_What to work on_
Every line of the material that follows must be printed again exactly.

(Data excerpts)
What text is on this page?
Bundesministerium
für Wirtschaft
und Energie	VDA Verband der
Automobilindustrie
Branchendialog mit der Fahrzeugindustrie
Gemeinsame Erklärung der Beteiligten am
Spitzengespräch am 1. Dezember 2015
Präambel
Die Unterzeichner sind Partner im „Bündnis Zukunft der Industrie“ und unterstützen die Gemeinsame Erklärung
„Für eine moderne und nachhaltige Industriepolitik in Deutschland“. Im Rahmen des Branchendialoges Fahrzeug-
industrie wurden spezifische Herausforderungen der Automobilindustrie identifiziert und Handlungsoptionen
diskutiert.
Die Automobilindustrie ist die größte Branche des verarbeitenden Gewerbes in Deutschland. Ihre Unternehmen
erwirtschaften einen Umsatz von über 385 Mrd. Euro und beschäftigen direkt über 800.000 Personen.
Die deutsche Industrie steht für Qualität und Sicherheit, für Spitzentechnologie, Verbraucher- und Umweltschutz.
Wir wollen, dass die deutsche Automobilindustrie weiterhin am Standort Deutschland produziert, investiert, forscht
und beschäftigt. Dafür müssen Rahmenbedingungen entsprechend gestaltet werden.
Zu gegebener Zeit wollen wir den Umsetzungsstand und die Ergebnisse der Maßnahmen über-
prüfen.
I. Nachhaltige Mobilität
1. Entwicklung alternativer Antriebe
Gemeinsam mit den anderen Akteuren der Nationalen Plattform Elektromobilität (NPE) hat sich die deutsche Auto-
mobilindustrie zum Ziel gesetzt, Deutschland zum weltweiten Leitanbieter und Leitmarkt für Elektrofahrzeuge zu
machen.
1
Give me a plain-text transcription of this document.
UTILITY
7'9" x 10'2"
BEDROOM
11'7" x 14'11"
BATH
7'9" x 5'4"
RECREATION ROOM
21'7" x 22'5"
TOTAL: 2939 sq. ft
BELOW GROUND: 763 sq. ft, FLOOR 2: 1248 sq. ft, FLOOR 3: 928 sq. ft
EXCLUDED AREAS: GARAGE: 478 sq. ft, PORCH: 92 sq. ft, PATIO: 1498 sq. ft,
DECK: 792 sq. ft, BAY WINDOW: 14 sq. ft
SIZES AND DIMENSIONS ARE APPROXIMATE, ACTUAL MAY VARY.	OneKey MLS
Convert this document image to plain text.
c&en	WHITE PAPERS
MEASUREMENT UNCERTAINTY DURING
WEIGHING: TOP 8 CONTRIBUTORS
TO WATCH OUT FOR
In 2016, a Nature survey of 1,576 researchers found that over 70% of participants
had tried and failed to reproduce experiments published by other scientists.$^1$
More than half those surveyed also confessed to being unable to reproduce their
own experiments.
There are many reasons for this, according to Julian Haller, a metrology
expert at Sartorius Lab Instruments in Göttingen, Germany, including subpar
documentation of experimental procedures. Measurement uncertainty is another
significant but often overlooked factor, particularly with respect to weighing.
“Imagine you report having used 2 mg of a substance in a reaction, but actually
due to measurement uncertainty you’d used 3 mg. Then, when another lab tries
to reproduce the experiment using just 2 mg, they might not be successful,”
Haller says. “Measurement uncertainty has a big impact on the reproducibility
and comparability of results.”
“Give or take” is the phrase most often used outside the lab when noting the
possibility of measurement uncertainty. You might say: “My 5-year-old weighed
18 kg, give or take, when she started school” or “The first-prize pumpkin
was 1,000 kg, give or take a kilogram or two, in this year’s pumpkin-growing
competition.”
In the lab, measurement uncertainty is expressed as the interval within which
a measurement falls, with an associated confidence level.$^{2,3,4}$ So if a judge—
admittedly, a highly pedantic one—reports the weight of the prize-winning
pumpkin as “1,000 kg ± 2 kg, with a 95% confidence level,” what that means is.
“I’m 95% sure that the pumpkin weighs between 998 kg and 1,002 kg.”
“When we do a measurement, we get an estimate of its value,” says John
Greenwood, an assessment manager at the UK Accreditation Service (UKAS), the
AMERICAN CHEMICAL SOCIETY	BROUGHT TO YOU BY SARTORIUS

_Response to this exercise_
What text is on this page?
Bundesministerium
für Wirtschaft
und Energie	VDA Verband der
Automobilindustrie
Branchendialog mit der Fahrzeugindustrie
Gemeinsame Erklärung der Beteiligten am
Spitzengespräch am 1. Dezember 2015
Präambel
Die Unterzeichner sind Partner im „Bündnis Zukunft der Industrie“ und unterstützen die Gemeinsame Erklärung
„Für eine moderne und nachhaltige Industriepolitik in Deutschland“. Im Rahmen des Branchendialoges Fahrzeug-
industrie wurden spezifische Herausforderungen der Automobilindustrie identifiziert und Handlungsoptionen
diskutiert.
Die Automobilindustrie ist die größte Branche des verarbeitenden Gewerbes in Deutschland. Ihre Unternehmen
erwirtschaften einen Umsatz von über 385 Mrd. Euro und beschäftigen direkt über 800.000 Personen.
Die deutsche Industrie steht für Qualität und Sicherheit, für Spitzentechnologie, Verbraucher- und Umweltschutz.
Wir wollen, dass die deutsche Automobilindustrie weiterhin am Standort Deutschland produziert, investiert, forscht
und beschäftigt. Dafür müssen Rahmenbedingungen entsprechend gestaltet werden.
Zu gegebener Zeit wollen wir den Umsetzungsstand und die Ergebnisse der Maßnahmen über-
prüfen.
I. Nachhaltige Mobilität
1. Entwicklung alternativer Antriebe
Gemeinsam mit den anderen Akteuren der Nationalen Plattform Elektromobilität (NPE) hat sich die deutsche Auto-
mobilindustrie zum Ziel gesetzt, Deutschland zum weltweiten Leitanbieter und Leitmarkt für Elektrofahrzeuge zu
machen.
1
Give me a plain-text transcription of this document.
UTILITY
7'9" x 10'2"
BEDROOM
11'7" x 14'11"
BATH
7'9" x 5'4"
RECREATION ROOM
21'7" x 22'5"
TOTAL: 2939 sq. ft
BELOW GROUND: 763 sq. ft, FLOOR 2: 1248 sq. ft, FLOOR 3: 928 sq. ft
EXCLUDED AREAS: GARAGE: 478 sq. ft, PORCH: 92 sq. ft, PATIO: 1498 sq. ft,
DECK: 792 sq. ft, BAY WINDOW: 14 sq. ft
SIZES AND DIMENSIONS ARE APPROXIMATE, ACTUAL MAY VARY.	OneKey MLS
Convert this document image to plain text.
c&en	WHITE PAPERS
MEASUREMENT UNCERTAINTY DURING
WEIGHING: TOP 8 CONTRIBUTORS
TO WATCH OUT FOR
In 2016, a Nature survey of 1,576 researchers found that over 70% of participants
had tried and failed to reproduce experiments published by other scientists.$^1$
More than half those surveyed also confessed to being unable to reproduce their
own experiments.
There are many reasons for this, according to Julian Haller, a metrology
expert at Sartorius Lab Instruments in Göttingen, Germany, including subpar
documentation of experimental procedures. Measurement uncertainty is another
significant but often overlooked factor, particularly with respect to weighing.
“Imagine you report having used 2 mg of a substance in a reaction, but actually
due to measurement uncertainty you’d used 3 mg. Then, when another lab tries
to reproduce the experiment using just 2 mg, they might not be successful,”
Haller says. “Measurement uncertainty has a big impact on the reproducibility
and comparability of results.”
“Give or take” is the phrase most often used outside the lab when noting the
possibility of measurement uncertainty. You might say: “My 5-year-old weighed
18 kg, give or take, when she started school” or “The first-prize pumpkin
was 1,000 kg, give or take a kilogram or two, in this year’s pumpkin-growing
competition.”
In the lab, measurement uncertainty is expressed as the interval within which
a measurement falls, with an associated confidence level.$^{2,3,4}$ So if a judge—
admittedly, a highly pedantic one—reports the weight of the prize-winning
pumpkin as “1,000 kg ± 2 kg, with a 95% confidence level,” what that means is.
“I’m 95% sure that the pumpkin weighs between 998 kg and 1,002 kg.”
“When we do a measurement, we get an estimate of its value,” says John
Greenwood, an assessment manager at the UK Accreditation Service (UKAS), the
AMERICAN CHEMICAL SOCIETY	BROUGHT TO YOU BY SARTORIUS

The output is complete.